====== Teks Bacaan ======

Pengalaman saya bekerja di industri garmen selama beberapa tahun telah memberikan saya banyak pengalaman dan gambaran mengenai bagaimana cara pengolahan kain, khususnya pemberian motif yang bertujuan untuk menambah keindahannya agar tampak lebih menarik.
Sejauh yang saya tahu, sebagian besar proses pewarnaan hingga pemberian motif akan melibatkan bahan kimia yang limbahnya seringkali kurang ramah bagi lingkungan.
Kekhawatiran bahaya lingkungan yang dapat ditimbulkan oleh penggunaan bahan-bahan kimia pada industri fashion membuat semakin banyak orang yang menyadari akan pentingnya menjaga lingkungan dengan menerapkan ecoprint.
Mengenal Istilah “Ecoprint”
Secara umum, “ecoprint” bisa dimaknai sebagai sebuah teknik atau metode pencetakan alami yang menggabungkan berbagai unsur alam untuk mencetak motif pada media kain atau kertas.
Jadi, selain menggunakan bahan alami untuk mencetak warna atau motif, motifnya itu sendiri juga turut menggunakan bahan-bahan alam seperti dedaunan, bunga, kulit kayu, hingga ranting ataupun bunga-bunga.

====== Data yang Ditampilkan ======

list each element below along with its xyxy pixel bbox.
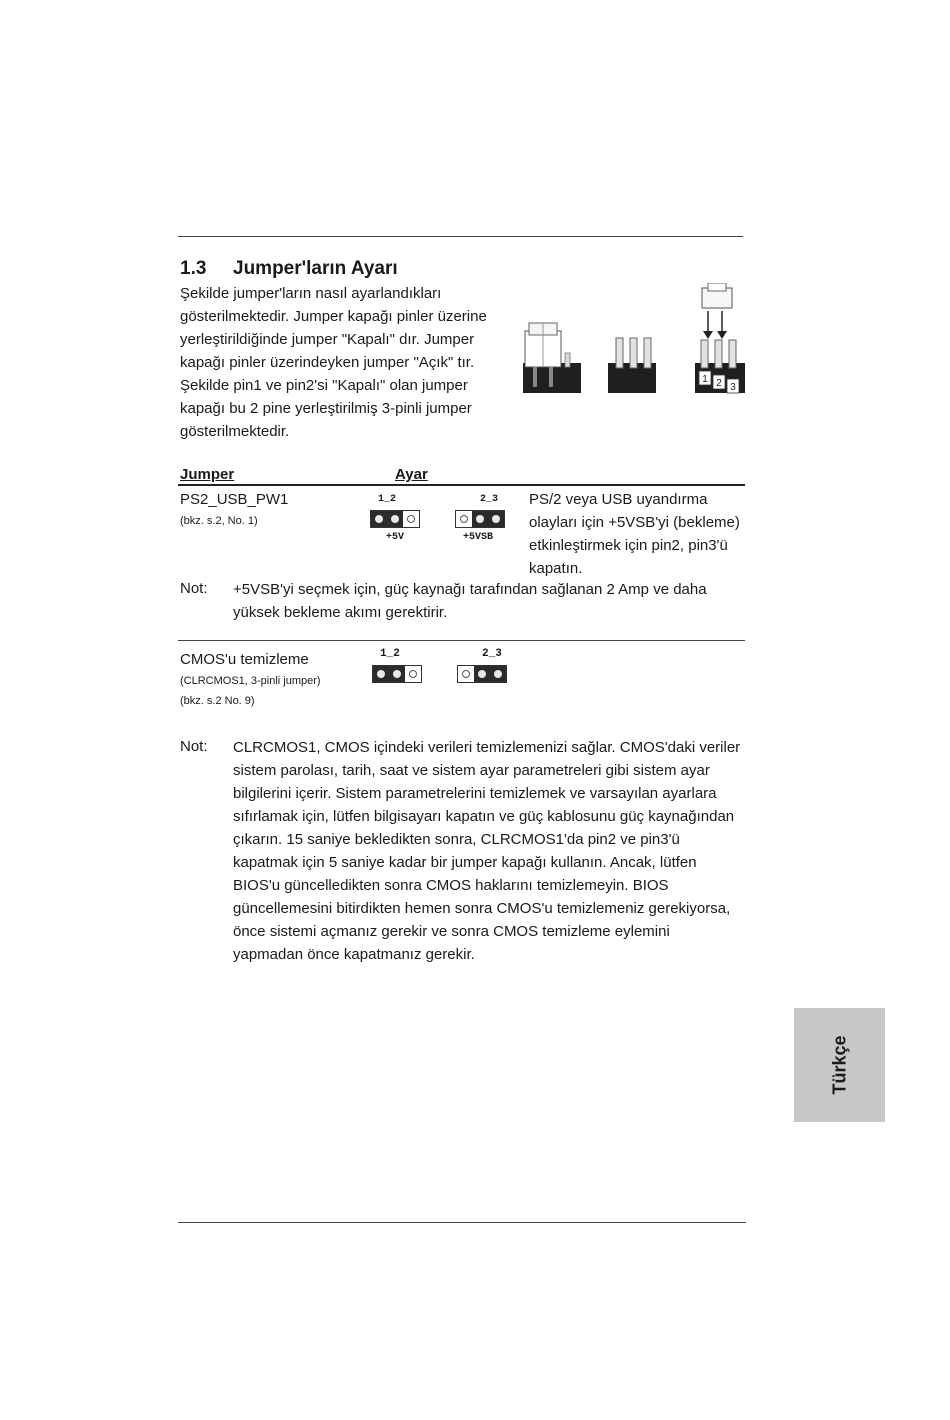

======

• _Soal Singkat A_
Menurut teks bacaan tentang ecoprint, pada media apa motif dicetak dengan teknik ini?
• _Soal Singkat B_
Lanjutkan teks bacaan tentang ecoprint mulai dari sesudah kalimat terakhirnya.

• _Jawaban A_
Pada media kain atau kertas.

• _Jawaban B_
Semua itu adalah bahan-bahan organik yang dapat dicetak pada kain untuk menghasilkan motif dengan prinsip-prinsip berkelanjutan (sustainable).
Metode alami ini bisa membantu mengurangi dampak lingkungan yang disebabkan oleh metode pewarnaan atau pencetakan konvensional yang melibatkan bahan-bahan kimia.
Karena itulah ecoprint kerap dijuluki sebagai metode pencetakan berkelanjutan dalam dunia fashion.
Hingga saat ini, sebenarnya terdapat banyak orang yang mencoba menerapkan ecoprint dalam dunia fashion. Salah satunya adalah Alvira Oktaviani melalui brand bernama Semilir Ecoprint.
Alfira Oktaviani Penggagas Semilir Ecoprint
Alfira Oktaviani adalah seorang ibu rumah tangga sekaligus pengusaha yang sudah lama bergelut di dunia fashion. Kecintaannya pada dunia fashion berawal dari ketertarikannya pada prinsip-prinsip ecoprint yang ramah lingkungan.
Macam-macam produk berbasis ecoprint yang dihasilkan oleh Alfira sangat beragam. Mulai dari, kain, tas, hingga berbagai macam aksesoris.
Pada awalnya, Alfira lebih banyak fokus membuat produk-produk yang berorientasi perusahaan atau untuk souvenir seminar seperti tas laptop dan lain sebagainya.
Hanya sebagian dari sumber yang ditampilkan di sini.